=== Set exercise ===
Please write out the material that follows, exactly as it stands.

═══

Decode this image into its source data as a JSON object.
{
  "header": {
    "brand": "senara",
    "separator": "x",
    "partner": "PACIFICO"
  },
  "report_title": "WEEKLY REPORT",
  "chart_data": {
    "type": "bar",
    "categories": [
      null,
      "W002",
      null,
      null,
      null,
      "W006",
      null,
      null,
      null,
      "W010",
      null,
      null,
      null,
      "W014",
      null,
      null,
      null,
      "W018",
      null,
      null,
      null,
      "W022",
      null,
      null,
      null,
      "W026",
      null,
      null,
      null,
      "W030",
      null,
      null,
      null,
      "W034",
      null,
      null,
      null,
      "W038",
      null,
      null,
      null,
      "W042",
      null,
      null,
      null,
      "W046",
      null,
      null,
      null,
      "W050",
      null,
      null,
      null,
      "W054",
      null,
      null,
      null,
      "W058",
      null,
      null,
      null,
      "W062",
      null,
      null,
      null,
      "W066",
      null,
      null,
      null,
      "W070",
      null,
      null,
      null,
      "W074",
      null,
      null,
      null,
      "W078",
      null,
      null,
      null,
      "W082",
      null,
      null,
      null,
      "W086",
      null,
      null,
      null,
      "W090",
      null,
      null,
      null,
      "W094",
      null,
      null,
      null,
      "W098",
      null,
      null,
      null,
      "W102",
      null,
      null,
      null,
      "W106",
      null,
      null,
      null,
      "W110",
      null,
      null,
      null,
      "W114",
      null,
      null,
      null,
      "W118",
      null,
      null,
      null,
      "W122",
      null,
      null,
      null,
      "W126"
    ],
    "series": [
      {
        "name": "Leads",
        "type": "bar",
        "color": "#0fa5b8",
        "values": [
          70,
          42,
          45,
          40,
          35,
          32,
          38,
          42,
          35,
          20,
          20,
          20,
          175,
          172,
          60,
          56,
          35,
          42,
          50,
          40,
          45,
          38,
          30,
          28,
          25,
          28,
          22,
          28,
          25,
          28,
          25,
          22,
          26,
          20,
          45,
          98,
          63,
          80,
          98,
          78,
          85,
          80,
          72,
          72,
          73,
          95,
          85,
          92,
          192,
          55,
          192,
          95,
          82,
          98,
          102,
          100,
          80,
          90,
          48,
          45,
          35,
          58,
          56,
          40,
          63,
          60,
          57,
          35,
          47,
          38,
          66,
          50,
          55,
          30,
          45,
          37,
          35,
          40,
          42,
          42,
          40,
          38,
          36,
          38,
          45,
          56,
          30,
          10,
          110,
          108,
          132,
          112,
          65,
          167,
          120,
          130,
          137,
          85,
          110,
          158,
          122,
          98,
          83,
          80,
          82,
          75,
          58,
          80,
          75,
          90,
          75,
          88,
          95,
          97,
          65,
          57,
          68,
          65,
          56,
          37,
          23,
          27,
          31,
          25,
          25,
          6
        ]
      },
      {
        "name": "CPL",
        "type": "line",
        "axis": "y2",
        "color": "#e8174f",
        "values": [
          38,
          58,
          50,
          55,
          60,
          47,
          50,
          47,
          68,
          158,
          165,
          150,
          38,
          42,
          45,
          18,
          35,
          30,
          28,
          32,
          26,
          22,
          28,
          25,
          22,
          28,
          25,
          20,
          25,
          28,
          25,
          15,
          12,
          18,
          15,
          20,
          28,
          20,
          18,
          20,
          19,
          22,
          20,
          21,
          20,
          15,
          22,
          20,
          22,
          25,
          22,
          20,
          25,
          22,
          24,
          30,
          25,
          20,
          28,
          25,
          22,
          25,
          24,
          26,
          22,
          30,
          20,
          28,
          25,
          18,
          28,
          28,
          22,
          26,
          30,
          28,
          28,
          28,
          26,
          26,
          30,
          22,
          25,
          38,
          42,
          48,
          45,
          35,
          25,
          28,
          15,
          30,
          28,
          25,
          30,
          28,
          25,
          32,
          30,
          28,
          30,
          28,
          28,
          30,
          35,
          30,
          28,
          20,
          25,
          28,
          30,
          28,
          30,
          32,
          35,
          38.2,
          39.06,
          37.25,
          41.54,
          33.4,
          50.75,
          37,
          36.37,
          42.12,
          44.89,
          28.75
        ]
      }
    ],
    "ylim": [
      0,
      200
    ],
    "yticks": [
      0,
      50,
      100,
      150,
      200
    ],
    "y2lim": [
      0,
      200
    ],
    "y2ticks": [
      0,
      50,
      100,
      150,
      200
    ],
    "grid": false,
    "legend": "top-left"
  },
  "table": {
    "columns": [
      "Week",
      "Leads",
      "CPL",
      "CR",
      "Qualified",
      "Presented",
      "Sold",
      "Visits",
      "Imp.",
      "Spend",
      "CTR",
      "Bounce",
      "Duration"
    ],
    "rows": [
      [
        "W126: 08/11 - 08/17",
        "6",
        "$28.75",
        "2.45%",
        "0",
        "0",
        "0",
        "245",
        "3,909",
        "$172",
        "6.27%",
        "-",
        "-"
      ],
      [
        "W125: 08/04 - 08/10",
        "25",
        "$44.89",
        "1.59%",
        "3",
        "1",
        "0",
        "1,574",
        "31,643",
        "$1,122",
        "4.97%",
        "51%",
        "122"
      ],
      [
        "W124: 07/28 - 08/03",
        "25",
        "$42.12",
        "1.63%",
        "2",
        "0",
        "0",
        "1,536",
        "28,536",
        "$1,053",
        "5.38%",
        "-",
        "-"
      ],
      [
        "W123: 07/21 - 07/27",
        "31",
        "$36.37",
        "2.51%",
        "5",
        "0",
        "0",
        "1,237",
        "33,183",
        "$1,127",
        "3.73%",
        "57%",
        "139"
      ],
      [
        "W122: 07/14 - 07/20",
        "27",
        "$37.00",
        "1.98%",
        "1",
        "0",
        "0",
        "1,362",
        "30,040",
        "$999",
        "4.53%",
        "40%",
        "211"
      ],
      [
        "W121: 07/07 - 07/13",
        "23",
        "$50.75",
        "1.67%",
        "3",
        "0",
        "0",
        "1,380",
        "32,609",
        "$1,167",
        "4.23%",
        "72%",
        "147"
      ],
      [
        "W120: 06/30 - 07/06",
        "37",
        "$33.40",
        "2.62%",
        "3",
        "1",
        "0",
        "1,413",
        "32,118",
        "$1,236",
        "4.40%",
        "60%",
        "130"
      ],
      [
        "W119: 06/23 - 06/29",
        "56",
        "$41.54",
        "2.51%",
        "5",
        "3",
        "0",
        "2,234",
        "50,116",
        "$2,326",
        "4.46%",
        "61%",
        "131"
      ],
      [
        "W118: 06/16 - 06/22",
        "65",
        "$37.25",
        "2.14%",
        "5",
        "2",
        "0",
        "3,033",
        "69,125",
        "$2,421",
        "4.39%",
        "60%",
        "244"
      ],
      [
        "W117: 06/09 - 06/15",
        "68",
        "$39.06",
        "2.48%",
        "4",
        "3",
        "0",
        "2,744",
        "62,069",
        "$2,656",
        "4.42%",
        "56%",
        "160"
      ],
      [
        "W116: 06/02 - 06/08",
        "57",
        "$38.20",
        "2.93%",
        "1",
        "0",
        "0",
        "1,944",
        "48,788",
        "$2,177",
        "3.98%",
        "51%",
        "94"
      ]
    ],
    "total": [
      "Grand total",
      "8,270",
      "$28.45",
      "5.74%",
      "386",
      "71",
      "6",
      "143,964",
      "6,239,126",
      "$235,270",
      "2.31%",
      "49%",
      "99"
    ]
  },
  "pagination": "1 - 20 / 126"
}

═══

=== Right answer ===
Decode this image into its source data as a JSON object.
{
  "header": {
    "brand": "senara",
    "separator": "x",
    "partner": "PACIFICO"
  },
  "report_title": "WEEKLY REPORT",
  "chart_data": {
    "type": "bar",
    "categories": [
      null,
      "W002",
      null,
      null,
      null,
      "W006",
      null,
      null,
      null,
      "W010",
      null,
      null,
      null,
      "W014",
      null,
      null,
      null,
      "W018",
      null,
      null,
      null,
      "W022",
      null,
      null,
      null,
      "W026",
      null,
      null,
      null,
      "W030",
      null,
      null,
      null,
      "W034",
      null,
      null,
      null,
      "W038",
      null,
      null,
      null,
      "W042",
      null,
      null,
      null,
      "W046",
      null,
      null,
      null,
      "W050",
      null,
      null,
      null,
      "W054",
      null,
      null,
      null,
      "W058",
      null,
      null,
      null,
      "W062",
      null,
      null,
      null,
      "W066",
      null,
      null,
      null,
      "W070",
      null,
      null,
      null,
      "W074",
      null,
      null,
      null,
      "W078",
      null,
      null,
      null,
      "W082",
      null,
      null,
      null,
      "W086",
      null,
      null,
      null,
      "W090",
      null,
      null,
      null,
      "W094",
      null,
      null,
      null,
      "W098",
      null,
      null,
      null,
      "W102",
      null,
      null,
      null,
      "W106",
      null,
      null,
      null,
      "W110",
      null,
      null,
      null,
      "W114",
      null,
      null,
      null,
      "W118",
      null,
      null,
      null,
      "W122",
      null,
      null,
      null,
      "W126"
    ],
    "series": [
      {
        "name": "Leads",
        "type": "bar",
        "color": "#0fa5b8",
        "values": [
          70,
          42,
          45,
          40,
          35,
          32,
          38,
          42,
          35,
          20,
          20,
          20,
          175,
          172,
          60,
          56,
          35,
          42,
          50,
          40,
          45,
          38,
          30,
          28,
          25,
          28,
          22,
          28,
          25,
          28,
          25,
          22,
          26,
          20,
          45,
          98,
          63,
          80,
          98,
          78,
          85,
          80,
          72,
          72,
          73,
          95,
          85,
          92,
          192,
          55,
          192,
          95,
          82,
          98,
          102,
          100,
          80,
          90,
          48,
          45,
          35,
          58,
          56,
          40,
          63,
          60,
          57,
          35,
          47,
          38,
          66,
          50,
          55,
          30,
          45,
          37,
          35,
          40,
          42,
          42,
          40,
          38,
          36,
          38,
          45,
          56,
          30,
          10,
          110,
          108,
          132,
          112,
          65,
          167,
          120,
          130,
          137,
          85,
          110,
          158,
          122,
          98,
          83,
          80,
          82,
          75,
          58,
          80,
          75,
          90,
          75,
          88,
          95,
          97,
          65,
          57,
          68,
          65,
          56,
          37,
          23,
          27,
          31,
          25,
          25,
          6
        ]
      },
      {
        "name": "CPL",
        "type": "line",
        "axis": "y2",
        "color": "#e8174f",
        "values": [
          38,
          58,
          50,
          55,
          60,
          47,
          50,
          47,
          68,
          158,
          165,
          150,
          38,
          42,
          45,
          18,
          35,
          30,
          28,
          32,
          26,
          22,
          28,
          25,
          22,
          28,
          25,
          20,
          25,
          28,
          25,
          15,
          12,
          18,
          15,
          20,
          28,
          20,
          18,
          20,
          19,
          22,
          20,
          21,
          20,
          15,
          22,
          20,
          22,
          25,
          22,
          20,
          25,
          22,
          24,
          30,
          25,
          20,
          28,
          25,
          22,
          25,
          24,
          26,
          22,
          30,
          20,
          28,
          25,
          18,
          28,
          28,
          22,
          26,
          30,
          28,
          28,
          28,
          26,
          26,
          30,
          22,
          25,
          38,
          42,
          48,
          45,
          35,
          25,
          28,
          15,
          30,
          28,
          25,
          30,
          28,
          25,
          32,
          30,
          28,
          30,
          28,
          28,
          30,
          35,
          30,
          28,
          20,
          25,
          28,
          30,
          28,
          30,
          32,
          35,
          38.2,
          39.06,
          37.25,
          41.54,
          33.4,
          50.75,
          37,
          36.37,
          42.12,
          44.89,
          28.75
        ]
      }
    ],
    "ylim": [
      0,
      200
    ],
    "yticks": [
      0,
      50,
      100,
      150,
      200
    ],
    "y2lim": [
      0,
      200
    ],
    "y2ticks": [
      0,
      50,
      100,
      150,
      200
    ],
    "grid": false,
    "legend": "top-left"
  },
  "table": {
    "columns": [
      "Week",
      "Leads",
      "CPL",
      "CR",
      "Qualified",
      "Presented",
      "Sold",
      "Visits",
      "Imp.",
      "Spend",
      "CTR",
      "Bounce",
      "Duration"
    ],
    "rows": [
      [
        "W126: 08/11 - 08/17",
        "6",
        "$28.75",
        "2.45%",
        "0",
        "0",
        "0",
        "245",
        "3,909",
        "$172",
        "6.27%",
        "-",
        "-"
      ],
      [
        "W125: 08/04 - 08/10",
        "25",
        "$44.89",
        "1.59%",
        "3",
        "1",
        "0",
        "1,574",
        "31,643",
        "$1,122",
        "4.97%",
        "51%",
        "122"
      ],
      [
        "W124: 07/28 - 08/03",
        "25",
        "$42.12",
        "1.63%",
        "2",
        "0",
        "0",
        "1,536",
        "28,536",
        "$1,053",
        "5.38%",
        "-",
        "-"
      ],
      [
        "W123: 07/21 - 07/27",
        "31",
        "$36.37",
        "2.51%",
        "5",
        "0",
        "0",
        "1,237",
        "33,183",
        "$1,127",
        "3.73%",
        "57%",
        "139"
      ],
      [
        "W122: 07/14 - 07/20",
        "27",
        "$37.00",
        "1.98%",
        "1",
        "0",
        "0",
        "1,362",
        "30,040",
        "$999",
        "4.53%",
        "40%",
        "211"
      ],
      [
        "W121: 07/07 - 07/13",
        "23",
        "$50.75",
        "1.67%",
        "3",
        "0",
        "0",
        "1,380",
        "32,609",
        "$1,167",
        "4.23%",
        "72%",
        "147"
      ],
      [
        "W120: 06/30 - 07/06",
        "37",
        "$33.40",
        "2.62%",
        "3",
        "1",
        "0",
        "1,413",
        "32,118",
        "$1,236",
        "4.40%",
        "60%",
        "130"
      ],
      [
        "W119: 06/23 - 06/29",
        "56",
        "$41.54",
        "2.51%",
        "5",
        "3",
        "0",
        "2,234",
        "50,116",
        "$2,326",
        "4.46%",
        "61%",
        "131"
      ],
      [
        "W118: 06/16 - 06/22",
        "65",
        "$37.25",
        "2.14%",
        "5",
        "2",
        "0",
        "3,033",
        "69,125",
        "$2,421",
        "4.39%",
        "60%",
        "244"
      ],
      [
        "W117: 06/09 - 06/15",
        "68",
        "$39.06",
        "2.48%",
        "4",
        "3",
        "0",
        "2,744",
        "62,069",
        "$2,656",
        "4.42%",
        "56%",
        "160"
      ],
      [
        "W116: 06/02 - 06/08",
        "57",
        "$38.20",
        "2.93%",
        "1",
        "0",
        "0",
        "1,944",
        "48,788",
        "$2,177",
        "3.98%",
        "51%",
        "94"
      ]
    ],
    "total": [
      "Grand total",
      "8,270",
      "$28.45",
      "5.74%",
      "386",
      "71",
      "6",
      "143,964",
      "6,239,126",
      "$235,270",
      "2.31%",
      "49%",
      "99"
    ]
  },
  "pagination": "1 - 20 / 126"
}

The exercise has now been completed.